#### PROBLEM DESCRIPTION
In the listing that follows, count every line with the word "body" in it and write only the total.

#### EXERCISE DATA
:::
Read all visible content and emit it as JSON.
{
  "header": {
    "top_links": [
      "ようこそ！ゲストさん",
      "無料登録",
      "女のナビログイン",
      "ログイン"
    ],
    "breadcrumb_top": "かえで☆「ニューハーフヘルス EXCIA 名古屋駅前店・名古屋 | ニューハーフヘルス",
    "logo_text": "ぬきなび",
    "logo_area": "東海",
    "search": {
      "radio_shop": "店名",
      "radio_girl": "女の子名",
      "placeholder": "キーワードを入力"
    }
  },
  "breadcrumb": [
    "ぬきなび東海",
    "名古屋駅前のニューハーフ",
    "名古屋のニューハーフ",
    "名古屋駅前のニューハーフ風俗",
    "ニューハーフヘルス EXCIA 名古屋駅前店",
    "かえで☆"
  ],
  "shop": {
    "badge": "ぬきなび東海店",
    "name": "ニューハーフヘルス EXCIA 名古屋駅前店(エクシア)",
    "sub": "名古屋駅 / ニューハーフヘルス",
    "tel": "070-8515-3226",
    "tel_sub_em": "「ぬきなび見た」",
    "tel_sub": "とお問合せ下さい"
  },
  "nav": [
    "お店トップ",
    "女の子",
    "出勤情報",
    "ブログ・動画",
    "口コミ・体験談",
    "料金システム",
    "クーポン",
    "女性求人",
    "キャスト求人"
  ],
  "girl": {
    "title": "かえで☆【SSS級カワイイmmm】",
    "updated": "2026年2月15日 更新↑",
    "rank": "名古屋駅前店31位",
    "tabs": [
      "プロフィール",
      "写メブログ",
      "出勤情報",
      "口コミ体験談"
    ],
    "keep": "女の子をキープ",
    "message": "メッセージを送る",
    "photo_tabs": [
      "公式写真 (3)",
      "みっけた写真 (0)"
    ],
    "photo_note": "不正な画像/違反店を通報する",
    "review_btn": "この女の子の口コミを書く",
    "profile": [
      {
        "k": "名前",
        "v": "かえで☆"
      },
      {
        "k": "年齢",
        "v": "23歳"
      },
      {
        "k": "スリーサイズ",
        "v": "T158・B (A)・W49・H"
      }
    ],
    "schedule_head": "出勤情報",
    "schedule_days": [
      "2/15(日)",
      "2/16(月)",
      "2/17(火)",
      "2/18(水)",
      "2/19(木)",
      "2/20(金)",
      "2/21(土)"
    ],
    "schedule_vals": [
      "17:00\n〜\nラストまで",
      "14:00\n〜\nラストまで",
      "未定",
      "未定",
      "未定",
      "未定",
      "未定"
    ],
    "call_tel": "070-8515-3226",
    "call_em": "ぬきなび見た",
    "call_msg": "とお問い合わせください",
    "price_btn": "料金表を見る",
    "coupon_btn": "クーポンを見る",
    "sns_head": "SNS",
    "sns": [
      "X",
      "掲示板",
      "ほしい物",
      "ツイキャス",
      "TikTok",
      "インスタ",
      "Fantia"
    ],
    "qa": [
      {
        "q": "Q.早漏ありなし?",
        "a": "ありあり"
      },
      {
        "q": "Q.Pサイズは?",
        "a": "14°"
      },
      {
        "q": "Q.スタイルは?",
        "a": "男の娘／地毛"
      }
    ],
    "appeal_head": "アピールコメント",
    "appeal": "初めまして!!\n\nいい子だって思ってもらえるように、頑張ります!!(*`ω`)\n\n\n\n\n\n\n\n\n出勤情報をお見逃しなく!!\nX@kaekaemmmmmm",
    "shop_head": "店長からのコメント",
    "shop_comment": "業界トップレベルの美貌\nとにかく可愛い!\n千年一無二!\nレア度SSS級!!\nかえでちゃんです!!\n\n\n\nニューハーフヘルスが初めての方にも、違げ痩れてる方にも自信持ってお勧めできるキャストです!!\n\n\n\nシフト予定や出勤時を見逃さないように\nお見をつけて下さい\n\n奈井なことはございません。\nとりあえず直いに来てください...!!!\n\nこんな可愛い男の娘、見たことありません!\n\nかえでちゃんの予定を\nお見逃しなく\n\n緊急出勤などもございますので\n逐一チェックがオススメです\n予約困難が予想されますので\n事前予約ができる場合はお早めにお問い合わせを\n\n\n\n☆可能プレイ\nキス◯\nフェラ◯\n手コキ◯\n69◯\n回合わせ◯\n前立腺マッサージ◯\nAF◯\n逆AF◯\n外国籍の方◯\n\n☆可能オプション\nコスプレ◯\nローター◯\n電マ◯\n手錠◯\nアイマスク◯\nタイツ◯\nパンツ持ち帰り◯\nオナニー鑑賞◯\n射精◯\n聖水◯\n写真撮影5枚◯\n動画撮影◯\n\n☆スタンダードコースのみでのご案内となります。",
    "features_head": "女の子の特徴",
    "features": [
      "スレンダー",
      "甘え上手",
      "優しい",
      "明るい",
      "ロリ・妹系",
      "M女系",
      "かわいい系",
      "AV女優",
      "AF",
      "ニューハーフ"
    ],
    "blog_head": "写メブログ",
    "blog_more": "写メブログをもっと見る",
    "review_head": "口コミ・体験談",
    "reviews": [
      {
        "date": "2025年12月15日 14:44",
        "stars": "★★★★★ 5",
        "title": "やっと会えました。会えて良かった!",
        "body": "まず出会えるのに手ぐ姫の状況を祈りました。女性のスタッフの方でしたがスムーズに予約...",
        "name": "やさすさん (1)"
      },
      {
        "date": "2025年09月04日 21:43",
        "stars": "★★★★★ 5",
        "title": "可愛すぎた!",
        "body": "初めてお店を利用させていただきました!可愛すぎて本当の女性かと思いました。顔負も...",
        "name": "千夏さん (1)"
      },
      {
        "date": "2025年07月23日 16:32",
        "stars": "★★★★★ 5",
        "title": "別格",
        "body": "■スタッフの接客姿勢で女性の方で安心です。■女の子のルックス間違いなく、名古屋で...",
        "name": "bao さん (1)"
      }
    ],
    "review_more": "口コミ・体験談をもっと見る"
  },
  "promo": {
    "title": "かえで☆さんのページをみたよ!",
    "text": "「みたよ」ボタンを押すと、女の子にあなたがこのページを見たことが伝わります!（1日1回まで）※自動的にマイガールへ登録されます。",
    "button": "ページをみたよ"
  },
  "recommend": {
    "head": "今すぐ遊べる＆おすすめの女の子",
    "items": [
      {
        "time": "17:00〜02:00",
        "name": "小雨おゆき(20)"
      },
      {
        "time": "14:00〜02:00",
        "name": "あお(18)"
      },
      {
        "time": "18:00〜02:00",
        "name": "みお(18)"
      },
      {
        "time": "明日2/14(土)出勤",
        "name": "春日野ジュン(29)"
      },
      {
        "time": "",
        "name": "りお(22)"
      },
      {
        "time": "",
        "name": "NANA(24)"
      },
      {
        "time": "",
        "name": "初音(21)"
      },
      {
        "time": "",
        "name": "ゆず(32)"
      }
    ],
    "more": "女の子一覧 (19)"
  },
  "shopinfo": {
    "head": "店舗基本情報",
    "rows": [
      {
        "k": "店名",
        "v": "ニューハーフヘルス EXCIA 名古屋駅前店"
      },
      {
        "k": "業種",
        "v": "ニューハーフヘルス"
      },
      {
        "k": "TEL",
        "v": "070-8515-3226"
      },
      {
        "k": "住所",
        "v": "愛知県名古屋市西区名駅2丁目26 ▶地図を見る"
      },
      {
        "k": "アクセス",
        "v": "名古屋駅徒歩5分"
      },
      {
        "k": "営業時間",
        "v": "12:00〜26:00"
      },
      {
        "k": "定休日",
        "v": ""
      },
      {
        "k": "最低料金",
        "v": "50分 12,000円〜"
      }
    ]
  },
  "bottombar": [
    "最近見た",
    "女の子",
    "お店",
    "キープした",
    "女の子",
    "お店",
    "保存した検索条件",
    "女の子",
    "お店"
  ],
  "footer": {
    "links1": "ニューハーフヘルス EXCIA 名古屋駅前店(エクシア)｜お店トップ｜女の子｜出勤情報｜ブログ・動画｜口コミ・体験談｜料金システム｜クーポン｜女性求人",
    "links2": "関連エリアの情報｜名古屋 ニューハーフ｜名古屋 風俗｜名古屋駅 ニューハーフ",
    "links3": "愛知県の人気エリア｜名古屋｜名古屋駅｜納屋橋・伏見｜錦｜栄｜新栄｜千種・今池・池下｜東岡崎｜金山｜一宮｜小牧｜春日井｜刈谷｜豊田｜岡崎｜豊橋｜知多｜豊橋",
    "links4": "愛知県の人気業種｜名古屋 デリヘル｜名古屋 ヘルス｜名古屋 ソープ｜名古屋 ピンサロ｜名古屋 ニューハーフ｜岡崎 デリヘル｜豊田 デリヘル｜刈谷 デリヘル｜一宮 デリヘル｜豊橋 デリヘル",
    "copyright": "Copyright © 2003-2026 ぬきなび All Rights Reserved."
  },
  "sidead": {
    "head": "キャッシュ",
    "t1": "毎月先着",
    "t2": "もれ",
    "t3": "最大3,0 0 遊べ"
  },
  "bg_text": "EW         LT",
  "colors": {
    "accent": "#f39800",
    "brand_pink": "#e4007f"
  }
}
:::
#### EXERCISE SOLUTION
3